### STATED TASK:
Every line below that holds the string "Default" should be copied out.

### MATERIAL PROVIDED:
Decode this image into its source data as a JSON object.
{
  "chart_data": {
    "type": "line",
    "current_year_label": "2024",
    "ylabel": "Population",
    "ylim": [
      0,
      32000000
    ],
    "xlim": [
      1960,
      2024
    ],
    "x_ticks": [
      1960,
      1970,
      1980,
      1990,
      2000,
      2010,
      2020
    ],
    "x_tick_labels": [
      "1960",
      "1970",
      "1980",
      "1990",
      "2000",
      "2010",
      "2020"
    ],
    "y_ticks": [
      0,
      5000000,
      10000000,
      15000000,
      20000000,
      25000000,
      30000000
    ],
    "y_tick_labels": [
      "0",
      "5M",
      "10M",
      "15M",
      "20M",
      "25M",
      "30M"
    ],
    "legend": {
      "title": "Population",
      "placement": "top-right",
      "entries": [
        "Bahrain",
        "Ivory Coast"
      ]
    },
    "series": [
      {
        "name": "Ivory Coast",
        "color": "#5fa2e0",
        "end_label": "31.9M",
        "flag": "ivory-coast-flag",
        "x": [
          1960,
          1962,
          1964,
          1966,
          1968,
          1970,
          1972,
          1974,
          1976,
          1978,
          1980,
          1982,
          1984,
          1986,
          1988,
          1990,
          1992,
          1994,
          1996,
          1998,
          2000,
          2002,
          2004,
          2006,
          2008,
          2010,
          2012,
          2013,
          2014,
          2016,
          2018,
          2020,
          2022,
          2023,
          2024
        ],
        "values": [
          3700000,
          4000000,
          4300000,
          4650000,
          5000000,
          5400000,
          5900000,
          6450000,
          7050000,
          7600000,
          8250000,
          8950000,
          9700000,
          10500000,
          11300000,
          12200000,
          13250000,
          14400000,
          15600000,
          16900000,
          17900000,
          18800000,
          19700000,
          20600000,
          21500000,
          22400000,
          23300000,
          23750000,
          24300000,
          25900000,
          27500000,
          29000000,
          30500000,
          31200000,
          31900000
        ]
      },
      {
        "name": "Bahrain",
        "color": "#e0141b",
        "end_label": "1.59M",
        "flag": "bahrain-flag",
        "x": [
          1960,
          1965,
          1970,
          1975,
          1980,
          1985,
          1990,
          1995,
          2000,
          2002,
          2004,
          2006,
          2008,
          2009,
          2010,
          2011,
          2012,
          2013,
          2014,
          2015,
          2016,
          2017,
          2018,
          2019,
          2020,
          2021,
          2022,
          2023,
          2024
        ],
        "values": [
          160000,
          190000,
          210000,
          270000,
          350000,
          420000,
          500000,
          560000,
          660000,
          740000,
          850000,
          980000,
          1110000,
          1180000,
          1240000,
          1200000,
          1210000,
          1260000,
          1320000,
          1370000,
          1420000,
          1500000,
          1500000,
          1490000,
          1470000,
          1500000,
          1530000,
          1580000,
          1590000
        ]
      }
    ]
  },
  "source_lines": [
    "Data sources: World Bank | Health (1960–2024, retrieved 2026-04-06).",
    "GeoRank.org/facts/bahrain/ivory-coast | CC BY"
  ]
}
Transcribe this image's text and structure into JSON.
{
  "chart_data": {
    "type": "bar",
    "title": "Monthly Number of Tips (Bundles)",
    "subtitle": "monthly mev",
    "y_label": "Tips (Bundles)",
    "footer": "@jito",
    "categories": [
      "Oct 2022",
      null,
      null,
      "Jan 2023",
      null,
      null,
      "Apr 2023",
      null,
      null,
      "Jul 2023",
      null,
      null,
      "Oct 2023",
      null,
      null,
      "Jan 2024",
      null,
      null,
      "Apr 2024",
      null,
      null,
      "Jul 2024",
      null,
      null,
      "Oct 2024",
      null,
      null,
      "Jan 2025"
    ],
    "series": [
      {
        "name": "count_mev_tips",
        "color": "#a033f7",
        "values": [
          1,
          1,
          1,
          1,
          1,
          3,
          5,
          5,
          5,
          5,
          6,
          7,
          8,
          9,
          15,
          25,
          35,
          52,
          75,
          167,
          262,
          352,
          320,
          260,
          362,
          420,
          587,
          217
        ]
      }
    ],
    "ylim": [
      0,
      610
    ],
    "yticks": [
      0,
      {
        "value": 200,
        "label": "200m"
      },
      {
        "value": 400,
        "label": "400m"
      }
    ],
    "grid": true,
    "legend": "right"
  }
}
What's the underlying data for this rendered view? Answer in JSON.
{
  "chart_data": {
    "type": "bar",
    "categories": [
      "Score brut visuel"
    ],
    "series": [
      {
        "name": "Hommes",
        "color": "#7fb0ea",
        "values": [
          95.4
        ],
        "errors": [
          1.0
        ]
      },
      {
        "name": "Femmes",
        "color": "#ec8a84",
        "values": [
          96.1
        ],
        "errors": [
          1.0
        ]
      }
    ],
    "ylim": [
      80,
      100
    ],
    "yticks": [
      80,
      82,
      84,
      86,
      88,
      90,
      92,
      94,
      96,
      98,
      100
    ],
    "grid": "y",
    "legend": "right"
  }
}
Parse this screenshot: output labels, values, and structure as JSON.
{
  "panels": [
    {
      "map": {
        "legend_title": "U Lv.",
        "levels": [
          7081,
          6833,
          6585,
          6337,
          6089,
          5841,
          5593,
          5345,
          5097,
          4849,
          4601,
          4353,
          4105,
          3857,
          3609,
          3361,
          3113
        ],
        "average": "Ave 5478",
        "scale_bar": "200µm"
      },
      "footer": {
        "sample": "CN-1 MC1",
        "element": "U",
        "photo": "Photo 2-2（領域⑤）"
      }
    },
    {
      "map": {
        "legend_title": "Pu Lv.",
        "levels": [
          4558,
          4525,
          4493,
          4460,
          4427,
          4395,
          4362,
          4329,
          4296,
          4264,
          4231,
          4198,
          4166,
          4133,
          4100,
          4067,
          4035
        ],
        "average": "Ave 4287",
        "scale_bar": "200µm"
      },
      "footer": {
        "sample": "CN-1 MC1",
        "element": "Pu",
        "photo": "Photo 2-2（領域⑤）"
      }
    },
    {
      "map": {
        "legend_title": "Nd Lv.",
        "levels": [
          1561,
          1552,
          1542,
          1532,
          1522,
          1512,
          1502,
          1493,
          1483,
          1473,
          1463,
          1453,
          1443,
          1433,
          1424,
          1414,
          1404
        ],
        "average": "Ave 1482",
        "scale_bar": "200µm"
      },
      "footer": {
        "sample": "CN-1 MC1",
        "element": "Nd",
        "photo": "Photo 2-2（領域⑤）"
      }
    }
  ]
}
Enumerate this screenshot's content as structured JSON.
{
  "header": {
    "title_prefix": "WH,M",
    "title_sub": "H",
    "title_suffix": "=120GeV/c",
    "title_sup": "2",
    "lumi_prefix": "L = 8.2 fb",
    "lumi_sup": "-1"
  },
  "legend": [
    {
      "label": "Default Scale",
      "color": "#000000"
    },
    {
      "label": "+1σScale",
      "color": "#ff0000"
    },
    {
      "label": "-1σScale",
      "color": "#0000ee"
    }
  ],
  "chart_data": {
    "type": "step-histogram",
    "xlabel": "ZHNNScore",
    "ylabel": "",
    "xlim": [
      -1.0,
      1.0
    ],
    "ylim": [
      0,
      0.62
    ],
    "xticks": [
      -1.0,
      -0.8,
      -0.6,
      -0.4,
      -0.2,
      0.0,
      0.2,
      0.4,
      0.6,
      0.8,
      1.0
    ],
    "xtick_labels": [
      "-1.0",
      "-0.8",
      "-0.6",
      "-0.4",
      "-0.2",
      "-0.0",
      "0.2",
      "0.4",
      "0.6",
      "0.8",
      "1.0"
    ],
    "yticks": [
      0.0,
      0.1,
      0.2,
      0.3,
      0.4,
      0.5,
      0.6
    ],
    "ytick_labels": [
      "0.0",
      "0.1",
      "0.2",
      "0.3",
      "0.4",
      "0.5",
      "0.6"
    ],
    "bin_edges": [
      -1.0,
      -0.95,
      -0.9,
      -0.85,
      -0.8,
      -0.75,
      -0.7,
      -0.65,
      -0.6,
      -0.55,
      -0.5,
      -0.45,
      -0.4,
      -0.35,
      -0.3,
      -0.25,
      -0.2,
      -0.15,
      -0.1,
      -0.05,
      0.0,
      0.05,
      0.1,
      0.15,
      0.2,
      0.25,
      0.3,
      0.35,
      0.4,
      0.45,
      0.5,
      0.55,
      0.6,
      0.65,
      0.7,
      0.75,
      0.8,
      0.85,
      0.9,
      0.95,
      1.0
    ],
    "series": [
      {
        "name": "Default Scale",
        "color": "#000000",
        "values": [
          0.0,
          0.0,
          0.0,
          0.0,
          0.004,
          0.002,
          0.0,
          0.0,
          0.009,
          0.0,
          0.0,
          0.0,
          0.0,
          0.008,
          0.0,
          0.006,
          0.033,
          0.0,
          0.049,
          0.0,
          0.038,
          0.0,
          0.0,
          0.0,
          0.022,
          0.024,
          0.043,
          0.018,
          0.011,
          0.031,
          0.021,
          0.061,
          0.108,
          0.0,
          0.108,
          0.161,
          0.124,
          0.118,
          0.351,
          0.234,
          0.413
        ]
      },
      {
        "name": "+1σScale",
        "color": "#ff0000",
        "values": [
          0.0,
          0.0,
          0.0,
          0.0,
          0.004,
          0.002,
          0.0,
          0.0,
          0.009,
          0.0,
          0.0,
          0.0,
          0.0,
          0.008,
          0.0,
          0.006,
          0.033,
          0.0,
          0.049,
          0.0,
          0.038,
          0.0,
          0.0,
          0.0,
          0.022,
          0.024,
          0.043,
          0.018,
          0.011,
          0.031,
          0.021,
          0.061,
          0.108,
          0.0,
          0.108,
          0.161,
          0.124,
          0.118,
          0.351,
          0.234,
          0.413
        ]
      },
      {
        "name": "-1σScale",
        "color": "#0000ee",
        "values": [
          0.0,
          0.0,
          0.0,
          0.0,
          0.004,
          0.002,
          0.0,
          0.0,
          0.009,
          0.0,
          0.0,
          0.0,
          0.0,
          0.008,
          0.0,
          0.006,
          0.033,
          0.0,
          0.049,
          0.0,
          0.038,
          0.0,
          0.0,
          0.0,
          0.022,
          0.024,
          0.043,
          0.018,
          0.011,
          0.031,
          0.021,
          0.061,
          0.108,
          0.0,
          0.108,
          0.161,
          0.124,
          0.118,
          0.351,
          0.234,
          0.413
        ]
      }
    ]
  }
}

### SOLUTION FOR THIS EXERCISE:
      "label": "Default Scale",
        "name": "Default Scale",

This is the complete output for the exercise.